> _Working data_
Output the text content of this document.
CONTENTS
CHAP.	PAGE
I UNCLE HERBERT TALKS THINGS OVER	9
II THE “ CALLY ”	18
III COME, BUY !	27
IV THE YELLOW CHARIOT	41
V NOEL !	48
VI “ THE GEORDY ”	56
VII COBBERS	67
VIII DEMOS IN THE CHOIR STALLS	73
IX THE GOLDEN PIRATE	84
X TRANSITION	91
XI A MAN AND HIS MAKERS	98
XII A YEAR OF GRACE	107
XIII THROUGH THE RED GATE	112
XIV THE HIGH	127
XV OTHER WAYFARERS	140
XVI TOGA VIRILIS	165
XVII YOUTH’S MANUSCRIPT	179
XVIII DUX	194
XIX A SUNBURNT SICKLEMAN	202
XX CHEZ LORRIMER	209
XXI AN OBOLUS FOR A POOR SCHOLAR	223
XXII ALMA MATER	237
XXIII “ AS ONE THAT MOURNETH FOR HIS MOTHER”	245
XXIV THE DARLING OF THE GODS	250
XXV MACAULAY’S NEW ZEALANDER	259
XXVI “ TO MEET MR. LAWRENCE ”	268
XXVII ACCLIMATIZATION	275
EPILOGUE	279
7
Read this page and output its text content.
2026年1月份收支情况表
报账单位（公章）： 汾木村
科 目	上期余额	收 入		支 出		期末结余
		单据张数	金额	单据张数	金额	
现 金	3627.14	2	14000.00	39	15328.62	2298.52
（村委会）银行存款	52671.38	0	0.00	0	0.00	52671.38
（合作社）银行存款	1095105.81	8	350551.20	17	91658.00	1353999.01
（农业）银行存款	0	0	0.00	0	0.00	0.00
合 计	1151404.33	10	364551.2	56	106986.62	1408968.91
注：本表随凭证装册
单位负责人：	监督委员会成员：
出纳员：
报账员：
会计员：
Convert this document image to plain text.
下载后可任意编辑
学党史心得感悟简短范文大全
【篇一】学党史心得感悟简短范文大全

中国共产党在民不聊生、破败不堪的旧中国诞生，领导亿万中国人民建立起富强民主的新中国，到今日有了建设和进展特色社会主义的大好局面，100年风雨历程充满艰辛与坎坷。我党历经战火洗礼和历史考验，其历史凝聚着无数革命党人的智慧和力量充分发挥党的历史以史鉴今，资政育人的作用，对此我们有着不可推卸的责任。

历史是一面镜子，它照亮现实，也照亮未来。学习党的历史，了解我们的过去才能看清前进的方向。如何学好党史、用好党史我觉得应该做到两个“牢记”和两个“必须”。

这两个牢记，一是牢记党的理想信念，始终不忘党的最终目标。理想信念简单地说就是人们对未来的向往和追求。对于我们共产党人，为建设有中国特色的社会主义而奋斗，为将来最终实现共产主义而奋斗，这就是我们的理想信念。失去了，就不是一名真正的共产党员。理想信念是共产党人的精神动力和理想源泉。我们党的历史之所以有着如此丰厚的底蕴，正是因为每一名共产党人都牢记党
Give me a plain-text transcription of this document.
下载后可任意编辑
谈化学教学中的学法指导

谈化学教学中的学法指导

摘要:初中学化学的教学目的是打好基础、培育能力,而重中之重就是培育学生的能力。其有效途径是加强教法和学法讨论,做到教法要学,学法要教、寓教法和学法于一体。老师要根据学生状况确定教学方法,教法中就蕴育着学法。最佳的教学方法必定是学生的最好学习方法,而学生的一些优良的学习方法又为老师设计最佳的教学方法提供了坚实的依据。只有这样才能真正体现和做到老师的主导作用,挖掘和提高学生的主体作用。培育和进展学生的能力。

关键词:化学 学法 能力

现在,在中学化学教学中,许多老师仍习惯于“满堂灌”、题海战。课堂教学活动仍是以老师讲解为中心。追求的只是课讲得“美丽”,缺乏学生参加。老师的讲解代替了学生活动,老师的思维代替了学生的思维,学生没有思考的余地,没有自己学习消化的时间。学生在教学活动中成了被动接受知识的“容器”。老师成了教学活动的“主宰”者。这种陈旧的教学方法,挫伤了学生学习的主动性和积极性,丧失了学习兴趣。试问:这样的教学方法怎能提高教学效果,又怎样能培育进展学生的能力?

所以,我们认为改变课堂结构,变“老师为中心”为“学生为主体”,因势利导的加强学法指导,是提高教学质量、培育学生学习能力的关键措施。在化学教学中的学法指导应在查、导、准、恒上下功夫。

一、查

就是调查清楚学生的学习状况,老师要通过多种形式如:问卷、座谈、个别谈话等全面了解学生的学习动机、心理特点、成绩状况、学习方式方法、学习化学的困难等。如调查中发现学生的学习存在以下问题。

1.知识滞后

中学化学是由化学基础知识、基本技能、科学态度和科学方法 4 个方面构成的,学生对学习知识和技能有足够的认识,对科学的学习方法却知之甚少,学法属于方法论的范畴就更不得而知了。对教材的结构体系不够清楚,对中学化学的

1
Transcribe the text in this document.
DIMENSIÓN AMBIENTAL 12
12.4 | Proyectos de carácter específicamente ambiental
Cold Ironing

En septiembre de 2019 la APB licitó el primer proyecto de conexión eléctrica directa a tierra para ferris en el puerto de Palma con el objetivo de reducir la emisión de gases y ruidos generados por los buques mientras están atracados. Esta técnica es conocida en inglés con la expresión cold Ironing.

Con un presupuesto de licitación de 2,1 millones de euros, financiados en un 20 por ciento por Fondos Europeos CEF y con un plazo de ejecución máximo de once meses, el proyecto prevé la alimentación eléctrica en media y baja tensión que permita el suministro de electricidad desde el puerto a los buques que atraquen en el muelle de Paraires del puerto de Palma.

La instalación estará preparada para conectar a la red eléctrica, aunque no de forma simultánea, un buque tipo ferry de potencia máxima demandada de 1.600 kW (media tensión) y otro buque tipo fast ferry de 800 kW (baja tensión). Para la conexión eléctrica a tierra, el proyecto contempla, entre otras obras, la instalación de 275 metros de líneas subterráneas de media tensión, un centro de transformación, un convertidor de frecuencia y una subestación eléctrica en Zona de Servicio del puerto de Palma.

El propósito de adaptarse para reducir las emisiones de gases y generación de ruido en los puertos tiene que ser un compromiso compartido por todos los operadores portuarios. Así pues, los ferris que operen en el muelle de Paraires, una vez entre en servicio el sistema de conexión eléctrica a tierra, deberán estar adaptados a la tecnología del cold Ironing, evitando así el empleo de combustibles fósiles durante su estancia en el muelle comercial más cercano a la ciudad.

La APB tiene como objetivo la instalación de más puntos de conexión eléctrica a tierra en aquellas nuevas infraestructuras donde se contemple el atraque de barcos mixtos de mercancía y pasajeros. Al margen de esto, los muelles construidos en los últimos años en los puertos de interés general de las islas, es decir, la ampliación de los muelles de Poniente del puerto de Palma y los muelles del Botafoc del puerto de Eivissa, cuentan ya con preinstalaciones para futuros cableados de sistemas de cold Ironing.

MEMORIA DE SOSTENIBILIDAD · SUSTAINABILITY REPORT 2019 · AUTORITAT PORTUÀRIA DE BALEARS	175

> _Stated exercise_
Return every line exactly.

> _Answer to the problem_
Output the text content of this document.
CONTENTS
CHAP.	PAGE
I UNCLE HERBERT TALKS THINGS OVER	9
II THE “ CALLY ”	18
III COME, BUY !	27
IV THE YELLOW CHARIOT	41
V NOEL !	48
VI “ THE GEORDY ”	56
VII COBBERS	67
VIII DEMOS IN THE CHOIR STALLS	73
IX THE GOLDEN PIRATE	84
X TRANSITION	91
XI A MAN AND HIS MAKERS	98
XII A YEAR OF GRACE	107
XIII THROUGH THE RED GATE	112
XIV THE HIGH	127
XV OTHER WAYFARERS	140
XVI TOGA VIRILIS	165
XVII YOUTH’S MANUSCRIPT	179
XVIII DUX	194
XIX A SUNBURNT SICKLEMAN	202
XX CHEZ LORRIMER	209
XXI AN OBOLUS FOR A POOR SCHOLAR	223
XXII ALMA MATER	237
XXIII “ AS ONE THAT MOURNETH FOR HIS MOTHER”	245
XXIV THE DARLING OF THE GODS	250
XXV MACAULAY’S NEW ZEALANDER	259
XXVI “ TO MEET MR. LAWRENCE ”	268
XXVII ACCLIMATIZATION	275
EPILOGUE	279
7
Read this page and output its text content.
2026年1月份收支情况表
报账单位（公章）： 汾木村
科 目	上期余额	收 入		支 出		期末结余
		单据张数	金额	单据张数	金额	
现 金	3627.14	2	14000.00	39	15328.62	2298.52
（村委会）银行存款	52671.38	0	0.00	0	0.00	52671.38
（合作社）银行存款	1095105.81	8	350551.20	17	91658.00	1353999.01
（农业）银行存款	0	0	0.00	0	0.00	0.00
合 计	1151404.33	10	364551.2	56	106986.62	1408968.91
注：本表随凭证装册
单位负责人：	监督委员会成员：
出纳员：
报账员：
会计员：
Convert this document image to plain text.
下载后可任意编辑
学党史心得感悟简短范文大全
【篇一】学党史心得感悟简短范文大全

中国共产党在民不聊生、破败不堪的旧中国诞生，领导亿万中国人民建立起富强民主的新中国，到今日有了建设和进展特色社会主义的大好局面，100年风雨历程充满艰辛与坎坷。我党历经战火洗礼和历史考验，其历史凝聚着无数革命党人的智慧和力量充分发挥党的历史以史鉴今，资政育人的作用，对此我们有着不可推卸的责任。

历史是一面镜子，它照亮现实，也照亮未来。学习党的历史，了解我们的过去才能看清前进的方向。如何学好党史、用好党史我觉得应该做到两个“牢记”和两个“必须”。

这两个牢记，一是牢记党的理想信念，始终不忘党的最终目标。理想信念简单地说就是人们对未来的向往和追求。对于我们共产党人，为建设有中国特色的社会主义而奋斗，为将来最终实现共产主义而奋斗，这就是我们的理想信念。失去了，就不是一名真正的共产党员。理想信念是共产党人的精神动力和理想源泉。我们党的历史之所以有着如此丰厚的底蕴，正是因为每一名共产党人都牢记党
Give me a plain-text transcription of this document.
下载后可任意编辑
谈化学教学中的学法指导

谈化学教学中的学法指导

摘要:初中学化学的教学目的是打好基础、培育能力,而重中之重就是培育学生的能力。其有效途径是加强教法和学法讨论,做到教法要学,学法要教、寓教法和学法于一体。老师要根据学生状况确定教学方法,教法中就蕴育着学法。最佳的教学方法必定是学生的最好学习方法,而学生的一些优良的学习方法又为老师设计最佳的教学方法提供了坚实的依据。只有这样才能真正体现和做到老师的主导作用,挖掘和提高学生的主体作用。培育和进展学生的能力。

关键词:化学 学法 能力

现在,在中学化学教学中,许多老师仍习惯于“满堂灌”、题海战。课堂教学活动仍是以老师讲解为中心。追求的只是课讲得“美丽”,缺乏学生参加。老师的讲解代替了学生活动,老师的思维代替了学生的思维,学生没有思考的余地,没有自己学习消化的时间。学生在教学活动中成了被动接受知识的“容器”。老师成了教学活动的“主宰”者。这种陈旧的教学方法,挫伤了学生学习的主动性和积极性,丧失了学习兴趣。试问:这样的教学方法怎能提高教学效果,又怎样能培育进展学生的能力?

所以,我们认为改变课堂结构,变“老师为中心”为“学生为主体”,因势利导的加强学法指导,是提高教学质量、培育学生学习能力的关键措施。在化学教学中的学法指导应在查、导、准、恒上下功夫。

一、查

就是调查清楚学生的学习状况,老师要通过多种形式如:问卷、座谈、个别谈话等全面了解学生的学习动机、心理特点、成绩状况、学习方式方法、学习化学的困难等。如调查中发现学生的学习存在以下问题。

1.知识滞后

中学化学是由化学基础知识、基本技能、科学态度和科学方法 4 个方面构成的,学生对学习知识和技能有足够的认识,对科学的学习方法却知之甚少,学法属于方法论的范畴就更不得而知了。对教材的结构体系不够清楚,对中学化学的

1
Transcribe the text in this document.
DIMENSIÓN AMBIENTAL 12
12.4 | Proyectos de carácter específicamente ambiental
Cold Ironing

En septiembre de 2019 la APB licitó el primer proyecto de conexión eléctrica directa a tierra para ferris en el puerto de Palma con el objetivo de reducir la emisión de gases y ruidos generados por los buques mientras están atracados. Esta técnica es conocida en inglés con la expresión cold Ironing.

Con un presupuesto de licitación de 2,1 millones de euros, financiados en un 20 por ciento por Fondos Europeos CEF y con un plazo de ejecución máximo de once meses, el proyecto prevé la alimentación eléctrica en media y baja tensión que permita el suministro de electricidad desde el puerto a los buques que atraquen en el muelle de Paraires del puerto de Palma.

La instalación estará preparada para conectar a la red eléctrica, aunque no de forma simultánea, un buque tipo ferry de potencia máxima demandada de 1.600 kW (media tensión) y otro buque tipo fast ferry de 800 kW (baja tensión). Para la conexión eléctrica a tierra, el proyecto contempla, entre otras obras, la instalación de 275 metros de líneas subterráneas de media tensión, un centro de transformación, un convertidor de frecuencia y una subestación eléctrica en Zona de Servicio del puerto de Palma.

El propósito de adaptarse para reducir las emisiones de gases y generación de ruido en los puertos tiene que ser un compromiso compartido por todos los operadores portuarios. Así pues, los ferris que operen en el muelle de Paraires, una vez entre en servicio el sistema de conexión eléctrica a tierra, deberán estar adaptados a la tecnología del cold Ironing, evitando así el empleo de combustibles fósiles durante su estancia en el muelle comercial más cercano a la ciudad.

La APB tiene como objetivo la instalación de más puntos de conexión eléctrica a tierra en aquellas nuevas infraestructuras donde se contemple el atraque de barcos mixtos de mercancía y pasajeros. Al margen de esto, los muelles construidos en los últimos años en los puertos de interés general de las islas, es decir, la ampliación de los muelles de Poniente del puerto de Palma y los muelles del Botafoc del puerto de Eivissa, cuentan ya con preinstalaciones para futuros cableados de sistemas de cold Ironing.

MEMORIA DE SOSTENIBILIDAD · SUSTAINABILITY REPORT 2019 · AUTORITAT PORTUÀRIA DE BALEARS	175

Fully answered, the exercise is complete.